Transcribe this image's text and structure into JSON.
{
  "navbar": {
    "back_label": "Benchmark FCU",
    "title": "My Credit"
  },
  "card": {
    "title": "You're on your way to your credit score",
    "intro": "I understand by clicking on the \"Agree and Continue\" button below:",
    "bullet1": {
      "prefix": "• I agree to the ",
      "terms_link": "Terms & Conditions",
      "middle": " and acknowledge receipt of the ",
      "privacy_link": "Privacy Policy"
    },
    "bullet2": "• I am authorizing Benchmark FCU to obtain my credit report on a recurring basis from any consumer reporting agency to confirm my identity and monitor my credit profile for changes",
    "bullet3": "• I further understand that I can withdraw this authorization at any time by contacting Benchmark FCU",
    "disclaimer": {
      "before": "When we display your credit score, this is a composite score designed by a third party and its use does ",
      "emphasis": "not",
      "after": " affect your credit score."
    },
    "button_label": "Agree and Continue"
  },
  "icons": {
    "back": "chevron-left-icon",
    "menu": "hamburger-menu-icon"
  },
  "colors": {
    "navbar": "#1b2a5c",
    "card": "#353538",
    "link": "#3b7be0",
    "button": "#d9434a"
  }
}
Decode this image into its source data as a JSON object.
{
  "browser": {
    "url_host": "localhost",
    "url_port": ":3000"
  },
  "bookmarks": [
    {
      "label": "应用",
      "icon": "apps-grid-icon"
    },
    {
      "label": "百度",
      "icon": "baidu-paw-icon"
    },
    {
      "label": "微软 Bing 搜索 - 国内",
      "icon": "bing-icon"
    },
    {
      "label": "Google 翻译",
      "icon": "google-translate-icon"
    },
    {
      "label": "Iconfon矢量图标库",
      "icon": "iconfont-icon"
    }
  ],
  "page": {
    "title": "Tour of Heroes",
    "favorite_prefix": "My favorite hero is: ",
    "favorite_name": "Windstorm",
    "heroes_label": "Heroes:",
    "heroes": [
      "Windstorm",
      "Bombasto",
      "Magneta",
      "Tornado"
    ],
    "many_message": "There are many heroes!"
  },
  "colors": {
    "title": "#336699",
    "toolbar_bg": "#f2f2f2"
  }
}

--------------------------------------------------

Write out the entries above word for word.

Transcribe this image's text and structure into JSON.
{
  "navbar": {
    "back_label": "Benchmark FCU",
    "title": "My Credit"
  },
  "card": {
    "title": "You're on your way to your credit score",
    "intro": "I understand by clicking on the \"Agree and Continue\" button below:",
    "bullet1": {
      "prefix": "• I agree to the ",
      "terms_link": "Terms & Conditions",
      "middle": " and acknowledge receipt of the ",
      "privacy_link": "Privacy Policy"
    },
    "bullet2": "• I am authorizing Benchmark FCU to obtain my credit report on a recurring basis from any consumer reporting agency to confirm my identity and monitor my credit profile for changes",
    "bullet3": "• I further understand that I can withdraw this authorization at any time by contacting Benchmark FCU",
    "disclaimer": {
      "before": "When we display your credit score, this is a composite score designed by a third party and its use does ",
      "emphasis": "not",
      "after": " affect your credit score."
    },
    "button_label": "Agree and Continue"
  },
  "icons": {
    "back": "chevron-left-icon",
    "menu": "hamburger-menu-icon"
  },
  "colors": {
    "navbar": "#1b2a5c",
    "card": "#353538",
    "link": "#3b7be0",
    "button": "#d9434a"
  }
}
Decode this image into its source data as a JSON object.
{
  "browser": {
    "url_host": "localhost",
    "url_port": ":3000"
  },
  "bookmarks": [
    {
      "label": "应用",
      "icon": "apps-grid-icon"
    },
    {
      "label": "百度",
      "icon": "baidu-paw-icon"
    },
    {
      "label": "微软 Bing 搜索 - 国内",
      "icon": "bing-icon"
    },
    {
      "label": "Google 翻译",
      "icon": "google-translate-icon"
    },
    {
      "label": "Iconfon矢量图标库",
      "icon": "iconfont-icon"
    }
  ],
  "page": {
    "title": "Tour of Heroes",
    "favorite_prefix": "My favorite hero is: ",
    "favorite_name": "Windstorm",
    "heroes_label": "Heroes:",
    "heroes": [
      "Windstorm",
      "Bombasto",
      "Magneta",
      "Tornado"
    ],
    "many_message": "There are many heroes!"
  },
  "colors": {
    "title": "#336699",
    "toolbar_bg": "#f2f2f2"
  }
}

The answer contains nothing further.